Bereits 2023 soll Klöckner intensive Verbindungen zu Gotthardt unterhalten haben, wie jetzt verschiedene Medien, darunter Tablemedia, melden. Die CDU wollte damals demnach mit Gotthardt ein IT-Strategie-Unternehmen namens „CDU APP GmbH“ gründen, die Kommunikation lief wohl vor allem über Klöckner.

„Den Besuch des CDU-Sommerfestes halte ich nicht für problematisch“, sagt Experte Johannes Hillje im Gespräch mit dieser Redaktion. Aber Klöckners Einlassungen dort seien unpräsidentiell. „Natürlich darf sich eine Bundestagspräsidentin an Debatten beteiligen. Aber sie ist durch ihre kontroverse medienpolitische Äußerung eher als Parteipolitikerin aufgetreten. In ihrem Amt sollte es umgekehrt sein. Damit schadet sie der Union.“

Denn: „Die gemeinsame Abstimmung mit der AfD war bereits eine Annäherung der Union an den rechten Rand. Frau Klöckner hat sich nun medienpolitisch angenähert“, sagt Hillje. Die rechtspopulistische Bewegung profitiere von einer Medienstrategie, von „einem Ökosystem aus Influencern und pseudojournalistischen Portalen wie Nius, die eine AfD-Agenda verfolgen“, so Hillje. „Julia Klöckner sendet Grüße an den rechten Rand. Nicht zum ersten Mal. Ihr Verhalten kann nicht im Sinne der Gesamtunion sein.“

Sein Urteil: „Das Amt der Bundestagspräsidentin sollte auf Überparteilichkeit und Ausgleich ausgerichtet sein. Frau Klöckner hat sich davon wegbewegt.“ Die Partei Die Linke verlangte sogar Klöckners Amtsverzicht, nun äußert sich auch der Koalitionspartner SPD kritisch. Bundestagsabgeordneter Macit Karaahmetoğlu sagte gegenüber dieser Redaktion: „Die Berichte über ihre persönliche Nähe zu Leuten, die die rechtspopulistische Szene unterstützen, finde ich befremdlich. Ihr Amt, das zweithöchste im Staat, verpflichtet zu Neutralität und Geradlinigkeit. Ihr Verhalten macht mich betroffen.“

Klöckner „muss erklären, inwieweit es heute eine Kooperation mit Gotthardt gibt“

Auch Hillje sagt: Die anscheinend verstärkte Verbindung zum Nius-Geldgeber Gotthardt entwickle sich zu einem ernsten Problem für Klöckner: „Sie muss nun öffentlich erklären, inwieweit es heute eine Kooperation mit Gotthardt gibt.“ Bis jetzt hat sich Julia Klöckner nicht öffentlich dazu geäußert.

_Auszug aus Datensatz_

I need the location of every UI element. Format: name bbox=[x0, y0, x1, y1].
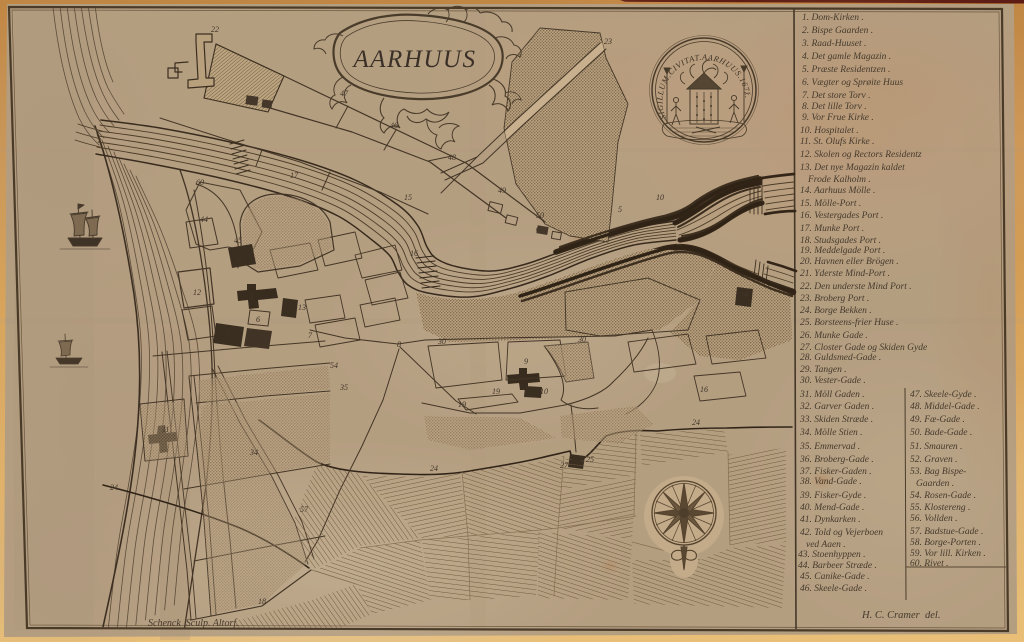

_Aufgabenstellung_
1. Kopiere aus dem Text über Julia Klöckner den Abschnitt von „Bereits 2023 soll“ bis einschließlich „allem über Klöckner.“ wortgetreu.
2. Wie sollte laut dem Text über Julia Klöckner das IT-Strategie-Unternehmen heißen, das die CDU 2023 mit Gotthardt gründen wollte?
3. Führe den Text über Julia Klöckner im Anschluss an seinen letzten Satz fort.

_Lösungen_
1.
Bereits 2023 soll Klöckner intensive Verbindungen zu Gotthardt unterhalten haben, wie jetzt verschiedene Medien, darunter Tablemedia, melden. Die CDU wollte damals demnach mit Gotthardt ein IT-Strategie-Unternehmen namens „CDU APP GmbH“ gründen, die Kommunikation lief wohl vor allem über Klöckner.

2. „CDU APP GmbH“

3.
Schon vor einigen Wochen hatte die Bundestagspräsidentin durch ihr Verbot der Regenbogenflagge am Reichstagsgebäude für heftige Diskussionen und öffentlichen Widerstand vieler Bundestagsabgeordneter gesorgt. Hinter den Kulissen kritisieren einige im Bundestag, dass Klöckner mit dem Flaggenverbot eine Regelung ihrer Vorgängerin Bärbel Bas (SPD) rückgängig machte, was als mangelnder Respekt vor dem Amt verstanden wird.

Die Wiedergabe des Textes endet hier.